• _SET PROBLEM_
Rewrite all the rows below, changing each "legend-swatch" to "legend-marker" and keeping everything else the same.

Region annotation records
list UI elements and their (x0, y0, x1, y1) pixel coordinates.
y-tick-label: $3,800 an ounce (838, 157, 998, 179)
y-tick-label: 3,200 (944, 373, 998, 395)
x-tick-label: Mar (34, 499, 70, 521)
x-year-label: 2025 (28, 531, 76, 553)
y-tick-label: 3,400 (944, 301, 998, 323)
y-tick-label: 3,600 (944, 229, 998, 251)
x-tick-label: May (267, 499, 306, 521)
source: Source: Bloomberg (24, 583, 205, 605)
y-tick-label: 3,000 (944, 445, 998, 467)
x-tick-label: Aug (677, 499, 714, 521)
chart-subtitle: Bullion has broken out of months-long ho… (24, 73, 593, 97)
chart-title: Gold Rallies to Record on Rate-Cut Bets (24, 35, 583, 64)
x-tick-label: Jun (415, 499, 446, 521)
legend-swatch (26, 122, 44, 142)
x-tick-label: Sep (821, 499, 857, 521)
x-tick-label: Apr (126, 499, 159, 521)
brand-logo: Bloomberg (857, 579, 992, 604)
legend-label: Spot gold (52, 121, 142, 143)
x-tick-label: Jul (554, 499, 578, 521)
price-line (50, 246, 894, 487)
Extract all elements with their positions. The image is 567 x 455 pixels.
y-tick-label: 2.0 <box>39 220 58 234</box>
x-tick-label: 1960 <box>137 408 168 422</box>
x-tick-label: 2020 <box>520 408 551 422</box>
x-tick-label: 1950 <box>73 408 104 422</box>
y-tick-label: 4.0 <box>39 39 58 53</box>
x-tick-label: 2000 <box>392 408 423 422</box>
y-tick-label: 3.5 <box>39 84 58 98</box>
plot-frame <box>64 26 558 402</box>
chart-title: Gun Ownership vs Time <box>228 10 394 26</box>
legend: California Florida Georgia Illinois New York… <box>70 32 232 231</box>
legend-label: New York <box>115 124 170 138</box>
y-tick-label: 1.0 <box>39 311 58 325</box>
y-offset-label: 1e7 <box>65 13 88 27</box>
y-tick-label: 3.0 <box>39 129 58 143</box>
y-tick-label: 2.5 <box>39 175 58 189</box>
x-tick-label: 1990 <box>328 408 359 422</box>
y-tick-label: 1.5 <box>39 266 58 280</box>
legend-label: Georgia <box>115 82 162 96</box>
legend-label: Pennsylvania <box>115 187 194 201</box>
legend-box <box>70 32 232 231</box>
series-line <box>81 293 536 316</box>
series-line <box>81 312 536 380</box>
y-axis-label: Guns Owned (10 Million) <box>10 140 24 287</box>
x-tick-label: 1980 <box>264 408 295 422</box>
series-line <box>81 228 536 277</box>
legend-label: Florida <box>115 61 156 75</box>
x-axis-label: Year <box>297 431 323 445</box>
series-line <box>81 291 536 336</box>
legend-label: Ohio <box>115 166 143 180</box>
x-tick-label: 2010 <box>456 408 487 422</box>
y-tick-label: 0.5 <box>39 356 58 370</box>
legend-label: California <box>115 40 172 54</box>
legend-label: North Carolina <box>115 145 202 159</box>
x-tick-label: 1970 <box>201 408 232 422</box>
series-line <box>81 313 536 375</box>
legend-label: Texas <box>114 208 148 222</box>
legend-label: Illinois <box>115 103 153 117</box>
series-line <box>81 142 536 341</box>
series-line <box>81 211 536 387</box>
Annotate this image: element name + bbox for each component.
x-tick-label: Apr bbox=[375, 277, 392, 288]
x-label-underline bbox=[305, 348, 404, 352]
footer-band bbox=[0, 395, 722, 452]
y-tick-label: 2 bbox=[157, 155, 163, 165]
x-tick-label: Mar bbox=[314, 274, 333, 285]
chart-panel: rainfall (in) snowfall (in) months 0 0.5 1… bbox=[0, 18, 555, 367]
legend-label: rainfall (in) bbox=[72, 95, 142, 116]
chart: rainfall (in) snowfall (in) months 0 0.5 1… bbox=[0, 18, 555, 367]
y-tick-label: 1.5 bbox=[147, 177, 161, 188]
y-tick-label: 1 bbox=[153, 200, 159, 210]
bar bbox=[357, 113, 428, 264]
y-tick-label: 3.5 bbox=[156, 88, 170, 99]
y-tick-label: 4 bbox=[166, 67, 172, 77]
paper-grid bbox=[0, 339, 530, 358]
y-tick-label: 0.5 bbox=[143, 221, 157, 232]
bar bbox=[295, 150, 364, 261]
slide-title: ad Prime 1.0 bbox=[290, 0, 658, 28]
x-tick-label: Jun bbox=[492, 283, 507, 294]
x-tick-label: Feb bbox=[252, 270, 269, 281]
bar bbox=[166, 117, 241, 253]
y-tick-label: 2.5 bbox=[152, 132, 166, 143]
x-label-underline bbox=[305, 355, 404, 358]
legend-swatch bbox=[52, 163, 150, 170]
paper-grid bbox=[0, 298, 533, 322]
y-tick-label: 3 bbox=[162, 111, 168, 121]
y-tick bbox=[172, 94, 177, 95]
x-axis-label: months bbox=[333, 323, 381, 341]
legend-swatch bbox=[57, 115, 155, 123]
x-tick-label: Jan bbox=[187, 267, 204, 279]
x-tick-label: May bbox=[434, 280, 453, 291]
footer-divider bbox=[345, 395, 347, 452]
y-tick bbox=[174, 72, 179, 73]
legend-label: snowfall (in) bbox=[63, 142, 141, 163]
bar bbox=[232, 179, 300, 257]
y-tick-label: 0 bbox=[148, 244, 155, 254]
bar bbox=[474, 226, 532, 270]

• _EXPECTED ANSWER_
list UI elements and their (x0, y0, x1, y1) pixel coordinates.
y-tick-label: $3,800 an ounce (838, 157, 998, 179)
y-tick-label: 3,200 (944, 373, 998, 395)
x-tick-label: Mar (34, 499, 70, 521)
x-year-label: 2025 (28, 531, 76, 553)
y-tick-label: 3,400 (944, 301, 998, 323)
y-tick-label: 3,600 (944, 229, 998, 251)
x-tick-label: May (267, 499, 306, 521)
source: Source: Bloomberg (24, 583, 205, 605)
y-tick-label: 3,000 (944, 445, 998, 467)
x-tick-label: Aug (677, 499, 714, 521)
chart-subtitle: Bullion has broken out of months-long ho… (24, 73, 593, 97)
chart-title: Gold Rallies to Record on Rate-Cut Bets (24, 35, 583, 64)
x-tick-label: Jun (415, 499, 446, 521)
legend-marker (26, 122, 44, 142)
x-tick-label: Sep (821, 499, 857, 521)
x-tick-label: Apr (126, 499, 159, 521)
brand-logo: Bloomberg (857, 579, 992, 604)
legend-label: Spot gold (52, 121, 142, 143)
x-tick-label: Jul (554, 499, 578, 521)
price-line (50, 246, 894, 487)
Extract all elements with their positions. The image is 567 x 455 pixels.
y-tick-label: 2.0 <box>39 220 58 234</box>
x-tick-label: 1960 <box>137 408 168 422</box>
x-tick-label: 2020 <box>520 408 551 422</box>
x-tick-label: 1950 <box>73 408 104 422</box>
y-tick-label: 4.0 <box>39 39 58 53</box>
x-tick-label: 2000 <box>392 408 423 422</box>
y-tick-label: 3.5 <box>39 84 58 98</box>
plot-frame <box>64 26 558 402</box>
chart-title: Gun Ownership vs Time <box>228 10 394 26</box>
legend: California Florida Georgia Illinois New York… <box>70 32 232 231</box>
legend-label: New York <box>115 124 170 138</box>
y-tick-label: 1.0 <box>39 311 58 325</box>
y-offset-label: 1e7 <box>65 13 88 27</box>
y-tick-label: 3.0 <box>39 129 58 143</box>
y-tick-label: 2.5 <box>39 175 58 189</box>
x-tick-label: 1990 <box>328 408 359 422</box>
y-tick-label: 1.5 <box>39 266 58 280</box>
legend-label: Georgia <box>115 82 162 96</box>
legend-label: Pennsylvania <box>115 187 194 201</box>
legend-box <box>70 32 232 231</box>
series-line <box>81 293 536 316</box>
series-line <box>81 312 536 380</box>
y-axis-label: Guns Owned (10 Million) <box>10 140 24 287</box>
x-tick-label: 1980 <box>264 408 295 422</box>
series-line <box>81 228 536 277</box>
legend-label: Florida <box>115 61 156 75</box>
x-axis-label: Year <box>297 431 323 445</box>
series-line <box>81 291 536 336</box>
legend-label: Ohio <box>115 166 143 180</box>
x-tick-label: 2010 <box>456 408 487 422</box>
y-tick-label: 0.5 <box>39 356 58 370</box>
legend-label: California <box>115 40 172 54</box>
legend-label: North Carolina <box>115 145 202 159</box>
x-tick-label: 1970 <box>201 408 232 422</box>
series-line <box>81 313 536 375</box>
legend-label: Texas <box>114 208 148 222</box>
legend-label: Illinois <box>115 103 153 117</box>
series-line <box>81 142 536 341</box>
series-line <box>81 211 536 387</box>
Annotate this image: element name + bbox for each component.
x-tick-label: Apr bbox=[375, 277, 392, 288]
x-label-underline bbox=[305, 348, 404, 352]
footer-band bbox=[0, 395, 722, 452]
y-tick-label: 2 bbox=[157, 155, 163, 165]
x-tick-label: Mar bbox=[314, 274, 333, 285]
chart-panel: rainfall (in) snowfall (in) months 0 0.5 1… bbox=[0, 18, 555, 367]
legend-label: rainfall (in) bbox=[72, 95, 142, 116]
chart: rainfall (in) snowfall (in) months 0 0.5 1… bbox=[0, 18, 555, 367]
y-tick-label: 1.5 bbox=[147, 177, 161, 188]
y-tick-label: 1 bbox=[153, 200, 159, 210]
bar bbox=[357, 113, 428, 264]
y-tick-label: 3.5 bbox=[156, 88, 170, 99]
y-tick-label: 4 bbox=[166, 67, 172, 77]
paper-grid bbox=[0, 339, 530, 358]
y-tick-label: 0.5 bbox=[143, 221, 157, 232]
bar bbox=[295, 150, 364, 261]
slide-title: ad Prime 1.0 bbox=[290, 0, 658, 28]
x-tick-label: Jun bbox=[492, 283, 507, 294]
x-tick-label: Feb bbox=[252, 270, 269, 281]
bar bbox=[166, 117, 241, 253]
y-tick-label: 2.5 bbox=[152, 132, 166, 143]
x-label-underline bbox=[305, 355, 404, 358]
legend-marker bbox=[52, 163, 150, 170]
paper-grid bbox=[0, 298, 533, 322]
y-tick-label: 3 bbox=[162, 111, 168, 121]
y-tick bbox=[172, 94, 177, 95]
x-axis-label: months bbox=[333, 323, 381, 341]
legend-marker bbox=[57, 115, 155, 123]
x-tick-label: Jan bbox=[187, 267, 204, 279]
x-tick-label: May bbox=[434, 280, 453, 291]
footer-divider bbox=[345, 395, 347, 452]
y-tick bbox=[174, 72, 179, 73]
legend-label: snowfall (in) bbox=[63, 142, 141, 163]
bar bbox=[232, 179, 300, 257]
y-tick-label: 0 bbox=[148, 244, 155, 254]
bar bbox=[474, 226, 532, 270]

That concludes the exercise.